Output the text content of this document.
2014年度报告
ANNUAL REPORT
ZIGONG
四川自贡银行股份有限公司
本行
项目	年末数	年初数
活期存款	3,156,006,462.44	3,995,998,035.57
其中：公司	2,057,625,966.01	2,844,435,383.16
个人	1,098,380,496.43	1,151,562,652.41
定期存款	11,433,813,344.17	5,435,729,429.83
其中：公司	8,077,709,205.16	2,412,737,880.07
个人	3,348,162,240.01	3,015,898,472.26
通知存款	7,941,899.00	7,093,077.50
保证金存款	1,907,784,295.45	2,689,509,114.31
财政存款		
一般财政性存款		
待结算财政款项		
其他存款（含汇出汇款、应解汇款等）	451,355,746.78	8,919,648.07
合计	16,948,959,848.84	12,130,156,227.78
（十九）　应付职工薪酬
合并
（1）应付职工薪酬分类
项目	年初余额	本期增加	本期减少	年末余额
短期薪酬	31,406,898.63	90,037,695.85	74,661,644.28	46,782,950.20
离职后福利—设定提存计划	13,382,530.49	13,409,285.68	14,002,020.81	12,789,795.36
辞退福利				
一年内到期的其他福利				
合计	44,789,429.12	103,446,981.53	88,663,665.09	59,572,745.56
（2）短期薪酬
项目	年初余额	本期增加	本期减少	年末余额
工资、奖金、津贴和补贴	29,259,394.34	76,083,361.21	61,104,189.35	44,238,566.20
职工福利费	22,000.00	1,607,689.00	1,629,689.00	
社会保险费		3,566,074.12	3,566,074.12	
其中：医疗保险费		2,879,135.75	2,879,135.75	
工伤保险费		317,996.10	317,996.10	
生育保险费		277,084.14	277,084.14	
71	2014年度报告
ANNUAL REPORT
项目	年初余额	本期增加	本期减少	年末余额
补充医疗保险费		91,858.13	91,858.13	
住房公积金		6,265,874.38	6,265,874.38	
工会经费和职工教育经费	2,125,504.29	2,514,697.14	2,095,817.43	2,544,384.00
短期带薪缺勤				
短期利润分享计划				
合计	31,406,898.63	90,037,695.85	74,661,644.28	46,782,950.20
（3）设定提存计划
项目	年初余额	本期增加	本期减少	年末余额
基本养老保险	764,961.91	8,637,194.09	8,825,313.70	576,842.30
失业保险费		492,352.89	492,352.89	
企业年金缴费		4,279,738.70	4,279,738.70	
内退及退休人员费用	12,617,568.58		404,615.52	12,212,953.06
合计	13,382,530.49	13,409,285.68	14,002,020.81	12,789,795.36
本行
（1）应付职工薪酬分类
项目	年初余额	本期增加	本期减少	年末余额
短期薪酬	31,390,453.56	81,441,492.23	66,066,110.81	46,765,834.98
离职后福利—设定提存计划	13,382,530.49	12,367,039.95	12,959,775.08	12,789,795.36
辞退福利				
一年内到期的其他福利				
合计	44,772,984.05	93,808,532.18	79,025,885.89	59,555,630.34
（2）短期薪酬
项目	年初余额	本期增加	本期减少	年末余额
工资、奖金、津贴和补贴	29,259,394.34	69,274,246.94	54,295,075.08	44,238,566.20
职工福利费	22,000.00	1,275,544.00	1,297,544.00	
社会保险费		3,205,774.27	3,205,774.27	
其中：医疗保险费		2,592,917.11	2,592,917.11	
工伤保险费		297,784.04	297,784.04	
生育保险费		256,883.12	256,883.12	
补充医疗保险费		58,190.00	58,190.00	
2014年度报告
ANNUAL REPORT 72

· · ·

## Problem requirements
Give every line of the material again, exactly as it reads.

## Exercise output
Output the text content of this document.
2014年度报告
ANNUAL REPORT
ZIGONG
四川自贡银行股份有限公司
本行
项目	年末数	年初数
活期存款	3,156,006,462.44	3,995,998,035.57
其中：公司	2,057,625,966.01	2,844,435,383.16
个人	1,098,380,496.43	1,151,562,652.41
定期存款	11,433,813,344.17	5,435,729,429.83
其中：公司	8,077,709,205.16	2,412,737,880.07
个人	3,348,162,240.01	3,015,898,472.26
通知存款	7,941,899.00	7,093,077.50
保证金存款	1,907,784,295.45	2,689,509,114.31
财政存款		
一般财政性存款		
待结算财政款项		
其他存款（含汇出汇款、应解汇款等）	451,355,746.78	8,919,648.07
合计	16,948,959,848.84	12,130,156,227.78
（十九）　应付职工薪酬
合并
（1）应付职工薪酬分类
项目	年初余额	本期增加	本期减少	年末余额
短期薪酬	31,406,898.63	90,037,695.85	74,661,644.28	46,782,950.20
离职后福利—设定提存计划	13,382,530.49	13,409,285.68	14,002,020.81	12,789,795.36
辞退福利				
一年内到期的其他福利				
合计	44,789,429.12	103,446,981.53	88,663,665.09	59,572,745.56
（2）短期薪酬
项目	年初余额	本期增加	本期减少	年末余额
工资、奖金、津贴和补贴	29,259,394.34	76,083,361.21	61,104,189.35	44,238,566.20
职工福利费	22,000.00	1,607,689.00	1,629,689.00	
社会保险费		3,566,074.12	3,566,074.12	
其中：医疗保险费		2,879,135.75	2,879,135.75	
工伤保险费		317,996.10	317,996.10	
生育保险费		277,084.14	277,084.14	
71	2014年度报告
ANNUAL REPORT
项目	年初余额	本期增加	本期减少	年末余额
补充医疗保险费		91,858.13	91,858.13	
住房公积金		6,265,874.38	6,265,874.38	
工会经费和职工教育经费	2,125,504.29	2,514,697.14	2,095,817.43	2,544,384.00
短期带薪缺勤				
短期利润分享计划				
合计	31,406,898.63	90,037,695.85	74,661,644.28	46,782,950.20
（3）设定提存计划
项目	年初余额	本期增加	本期减少	年末余额
基本养老保险	764,961.91	8,637,194.09	8,825,313.70	576,842.30
失业保险费		492,352.89	492,352.89	
企业年金缴费		4,279,738.70	4,279,738.70	
内退及退休人员费用	12,617,568.58		404,615.52	12,212,953.06
合计	13,382,530.49	13,409,285.68	14,002,020.81	12,789,795.36
本行
（1）应付职工薪酬分类
项目	年初余额	本期增加	本期减少	年末余额
短期薪酬	31,390,453.56	81,441,492.23	66,066,110.81	46,765,834.98
离职后福利—设定提存计划	13,382,530.49	12,367,039.95	12,959,775.08	12,789,795.36
辞退福利				
一年内到期的其他福利				
合计	44,772,984.05	93,808,532.18	79,025,885.89	59,555,630.34
（2）短期薪酬
项目	年初余额	本期增加	本期减少	年末余额
工资、奖金、津贴和补贴	29,259,394.34	69,274,246.94	54,295,075.08	44,238,566.20
职工福利费	22,000.00	1,275,544.00	1,297,544.00	
社会保险费		3,205,774.27	3,205,774.27	
其中：医疗保险费		2,592,917.11	2,592,917.11	
工伤保险费		297,784.04	297,784.04	
生育保险费		256,883.12	256,883.12	
补充医疗保险费		58,190.00	58,190.00	
2014年度报告
ANNUAL REPORT 72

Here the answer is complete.